> _Given entries_
───
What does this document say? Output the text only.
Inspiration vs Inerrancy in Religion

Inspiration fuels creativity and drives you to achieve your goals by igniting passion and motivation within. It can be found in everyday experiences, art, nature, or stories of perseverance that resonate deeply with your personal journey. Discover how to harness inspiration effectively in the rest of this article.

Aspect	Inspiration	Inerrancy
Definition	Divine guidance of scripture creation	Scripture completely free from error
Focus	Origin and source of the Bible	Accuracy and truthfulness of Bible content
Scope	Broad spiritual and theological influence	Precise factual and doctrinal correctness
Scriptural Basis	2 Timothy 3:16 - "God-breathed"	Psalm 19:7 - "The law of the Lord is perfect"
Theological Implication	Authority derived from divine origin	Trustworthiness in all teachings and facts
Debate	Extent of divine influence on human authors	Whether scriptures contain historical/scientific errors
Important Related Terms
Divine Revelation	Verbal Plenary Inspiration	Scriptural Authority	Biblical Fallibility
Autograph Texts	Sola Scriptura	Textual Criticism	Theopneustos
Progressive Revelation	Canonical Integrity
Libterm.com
───
> _Description of the task_
Select all lines in the listing above where the word "Revelation" appears, and show them.

> _Finished answer_
Divine Revelation	Verbal Plenary Inspiration	Scriptural Authority	Biblical Fallibility
Progressive Revelation	Canonical Integrity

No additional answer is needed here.